RECORDED INFORMATION
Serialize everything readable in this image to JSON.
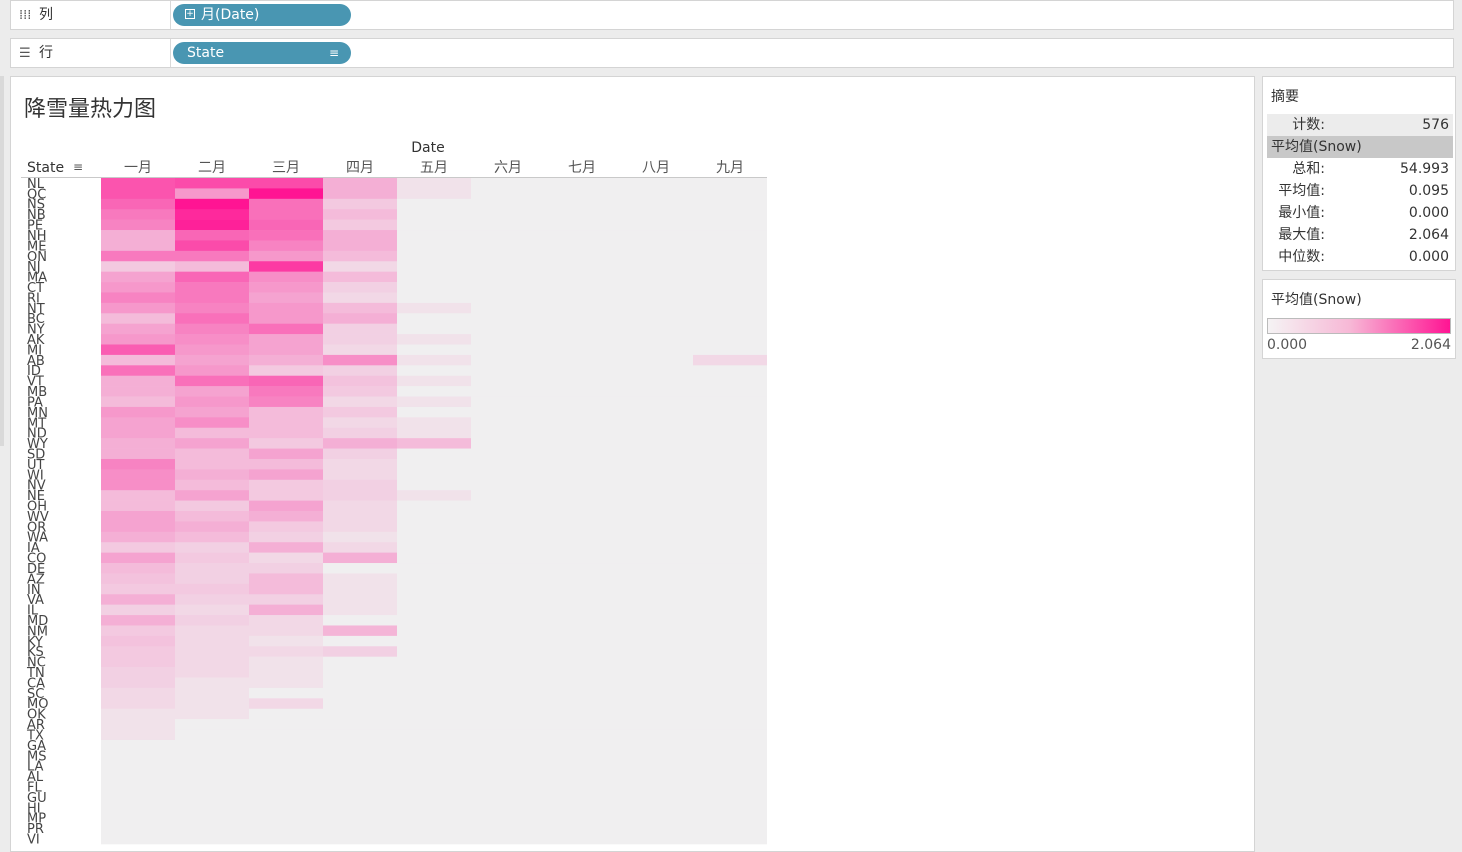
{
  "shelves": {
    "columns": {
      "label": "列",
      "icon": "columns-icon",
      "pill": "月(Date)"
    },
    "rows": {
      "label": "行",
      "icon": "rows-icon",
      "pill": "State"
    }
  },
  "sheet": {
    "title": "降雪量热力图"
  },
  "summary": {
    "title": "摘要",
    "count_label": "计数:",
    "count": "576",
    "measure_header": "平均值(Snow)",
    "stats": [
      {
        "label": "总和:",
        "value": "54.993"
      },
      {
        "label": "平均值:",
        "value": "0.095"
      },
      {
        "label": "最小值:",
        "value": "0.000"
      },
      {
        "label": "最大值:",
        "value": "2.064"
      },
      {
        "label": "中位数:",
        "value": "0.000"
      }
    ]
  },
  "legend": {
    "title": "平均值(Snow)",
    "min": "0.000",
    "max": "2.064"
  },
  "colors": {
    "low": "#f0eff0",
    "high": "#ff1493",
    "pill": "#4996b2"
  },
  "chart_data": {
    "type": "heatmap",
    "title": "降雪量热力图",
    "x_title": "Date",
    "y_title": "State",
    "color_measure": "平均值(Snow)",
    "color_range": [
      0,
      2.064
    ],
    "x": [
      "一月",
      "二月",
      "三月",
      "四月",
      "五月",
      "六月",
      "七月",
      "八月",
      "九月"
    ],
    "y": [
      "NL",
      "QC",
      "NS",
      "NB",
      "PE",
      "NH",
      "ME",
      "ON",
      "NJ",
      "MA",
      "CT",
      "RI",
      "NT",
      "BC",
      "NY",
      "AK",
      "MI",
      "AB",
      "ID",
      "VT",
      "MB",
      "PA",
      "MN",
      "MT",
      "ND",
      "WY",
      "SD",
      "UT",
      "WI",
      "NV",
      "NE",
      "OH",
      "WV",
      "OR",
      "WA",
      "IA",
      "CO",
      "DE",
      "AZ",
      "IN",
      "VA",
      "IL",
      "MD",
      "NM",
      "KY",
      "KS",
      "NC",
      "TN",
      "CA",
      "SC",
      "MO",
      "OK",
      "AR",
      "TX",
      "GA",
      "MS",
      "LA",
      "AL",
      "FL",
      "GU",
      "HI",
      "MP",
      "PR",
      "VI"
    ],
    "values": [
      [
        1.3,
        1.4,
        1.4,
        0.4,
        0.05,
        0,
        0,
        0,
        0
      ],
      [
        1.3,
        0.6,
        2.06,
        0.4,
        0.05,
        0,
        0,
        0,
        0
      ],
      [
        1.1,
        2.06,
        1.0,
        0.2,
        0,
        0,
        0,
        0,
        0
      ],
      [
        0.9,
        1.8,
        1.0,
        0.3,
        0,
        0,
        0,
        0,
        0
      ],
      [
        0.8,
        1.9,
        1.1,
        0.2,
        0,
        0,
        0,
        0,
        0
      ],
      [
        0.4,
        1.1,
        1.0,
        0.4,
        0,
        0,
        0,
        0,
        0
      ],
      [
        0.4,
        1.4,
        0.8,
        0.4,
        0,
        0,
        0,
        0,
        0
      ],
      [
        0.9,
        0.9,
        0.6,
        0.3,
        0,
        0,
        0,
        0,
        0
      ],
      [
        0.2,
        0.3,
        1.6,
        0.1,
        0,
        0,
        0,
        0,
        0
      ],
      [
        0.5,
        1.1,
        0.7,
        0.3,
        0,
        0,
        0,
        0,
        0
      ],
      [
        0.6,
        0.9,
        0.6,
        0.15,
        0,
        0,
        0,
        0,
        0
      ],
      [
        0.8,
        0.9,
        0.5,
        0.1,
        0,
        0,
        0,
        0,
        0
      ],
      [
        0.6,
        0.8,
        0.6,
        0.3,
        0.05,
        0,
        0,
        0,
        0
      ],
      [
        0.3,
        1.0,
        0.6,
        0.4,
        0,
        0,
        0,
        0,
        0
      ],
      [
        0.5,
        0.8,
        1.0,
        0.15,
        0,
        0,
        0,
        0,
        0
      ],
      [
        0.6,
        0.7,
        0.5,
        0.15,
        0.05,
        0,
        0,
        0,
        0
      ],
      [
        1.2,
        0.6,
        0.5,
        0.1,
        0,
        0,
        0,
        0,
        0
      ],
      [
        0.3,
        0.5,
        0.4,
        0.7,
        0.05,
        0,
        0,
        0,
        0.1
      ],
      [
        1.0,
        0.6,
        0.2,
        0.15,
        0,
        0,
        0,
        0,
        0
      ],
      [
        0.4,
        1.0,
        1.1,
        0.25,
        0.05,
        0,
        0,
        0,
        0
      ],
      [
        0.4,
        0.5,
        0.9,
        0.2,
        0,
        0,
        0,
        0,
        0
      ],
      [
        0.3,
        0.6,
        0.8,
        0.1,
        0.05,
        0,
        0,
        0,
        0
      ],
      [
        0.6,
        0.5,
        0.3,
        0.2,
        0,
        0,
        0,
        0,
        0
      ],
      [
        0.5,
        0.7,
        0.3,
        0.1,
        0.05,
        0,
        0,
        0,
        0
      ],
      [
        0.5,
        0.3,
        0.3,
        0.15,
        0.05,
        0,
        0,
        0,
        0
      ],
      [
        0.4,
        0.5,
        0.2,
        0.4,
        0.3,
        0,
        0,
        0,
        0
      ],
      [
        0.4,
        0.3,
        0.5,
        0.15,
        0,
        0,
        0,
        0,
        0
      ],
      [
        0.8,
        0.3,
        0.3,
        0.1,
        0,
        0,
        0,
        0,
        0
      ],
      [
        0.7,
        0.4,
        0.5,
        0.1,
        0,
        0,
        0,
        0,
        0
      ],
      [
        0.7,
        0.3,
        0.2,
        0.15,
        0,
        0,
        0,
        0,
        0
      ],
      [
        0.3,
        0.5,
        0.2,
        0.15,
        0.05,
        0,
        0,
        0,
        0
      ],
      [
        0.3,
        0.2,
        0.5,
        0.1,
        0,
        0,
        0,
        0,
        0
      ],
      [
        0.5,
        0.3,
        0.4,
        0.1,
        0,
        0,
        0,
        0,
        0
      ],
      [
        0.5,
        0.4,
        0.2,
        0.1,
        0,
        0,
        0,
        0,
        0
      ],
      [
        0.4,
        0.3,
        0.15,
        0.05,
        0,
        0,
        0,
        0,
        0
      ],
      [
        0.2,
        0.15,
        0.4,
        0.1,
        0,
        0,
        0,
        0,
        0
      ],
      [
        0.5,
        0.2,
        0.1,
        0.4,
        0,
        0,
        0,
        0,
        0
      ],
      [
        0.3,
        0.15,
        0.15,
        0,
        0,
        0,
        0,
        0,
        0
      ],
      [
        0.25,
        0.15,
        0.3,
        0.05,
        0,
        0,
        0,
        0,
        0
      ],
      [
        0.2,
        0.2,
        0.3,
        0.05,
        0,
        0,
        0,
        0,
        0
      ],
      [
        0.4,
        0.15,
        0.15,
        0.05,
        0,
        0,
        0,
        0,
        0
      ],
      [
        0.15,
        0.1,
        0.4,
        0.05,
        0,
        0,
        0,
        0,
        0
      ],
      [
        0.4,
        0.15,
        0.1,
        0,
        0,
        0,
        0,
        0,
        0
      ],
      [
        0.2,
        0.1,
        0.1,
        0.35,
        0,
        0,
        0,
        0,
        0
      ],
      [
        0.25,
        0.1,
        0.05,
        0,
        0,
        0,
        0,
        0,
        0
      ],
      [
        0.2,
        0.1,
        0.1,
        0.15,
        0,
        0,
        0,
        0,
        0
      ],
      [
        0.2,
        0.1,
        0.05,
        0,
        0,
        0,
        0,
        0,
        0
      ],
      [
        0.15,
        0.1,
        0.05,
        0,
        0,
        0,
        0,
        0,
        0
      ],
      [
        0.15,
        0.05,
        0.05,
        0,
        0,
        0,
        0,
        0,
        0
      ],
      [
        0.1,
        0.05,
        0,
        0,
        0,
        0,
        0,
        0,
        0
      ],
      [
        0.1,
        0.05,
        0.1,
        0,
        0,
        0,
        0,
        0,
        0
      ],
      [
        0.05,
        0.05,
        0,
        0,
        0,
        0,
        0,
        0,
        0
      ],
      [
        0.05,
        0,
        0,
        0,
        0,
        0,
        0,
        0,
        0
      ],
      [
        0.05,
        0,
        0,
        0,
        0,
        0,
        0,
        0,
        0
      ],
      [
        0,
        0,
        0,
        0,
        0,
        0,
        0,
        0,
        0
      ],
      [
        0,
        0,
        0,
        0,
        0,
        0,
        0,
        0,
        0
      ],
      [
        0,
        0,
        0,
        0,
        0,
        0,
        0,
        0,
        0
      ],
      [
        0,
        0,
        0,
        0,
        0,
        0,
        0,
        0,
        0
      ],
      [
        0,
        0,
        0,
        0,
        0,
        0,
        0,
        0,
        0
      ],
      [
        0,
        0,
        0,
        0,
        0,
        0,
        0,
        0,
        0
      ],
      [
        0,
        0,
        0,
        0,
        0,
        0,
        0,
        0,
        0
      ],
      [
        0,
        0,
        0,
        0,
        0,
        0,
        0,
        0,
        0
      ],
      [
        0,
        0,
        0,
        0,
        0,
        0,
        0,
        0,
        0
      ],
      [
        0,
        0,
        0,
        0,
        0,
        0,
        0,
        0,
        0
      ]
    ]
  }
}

YOUR TASK
Copy down every line of the entries containing the word "Snow".

REPLY TO THE EXERCISE
    "measure_header": "平均值(Snow)",
    "title": "平均值(Snow)",
    "color_measure": "平均值(Snow)",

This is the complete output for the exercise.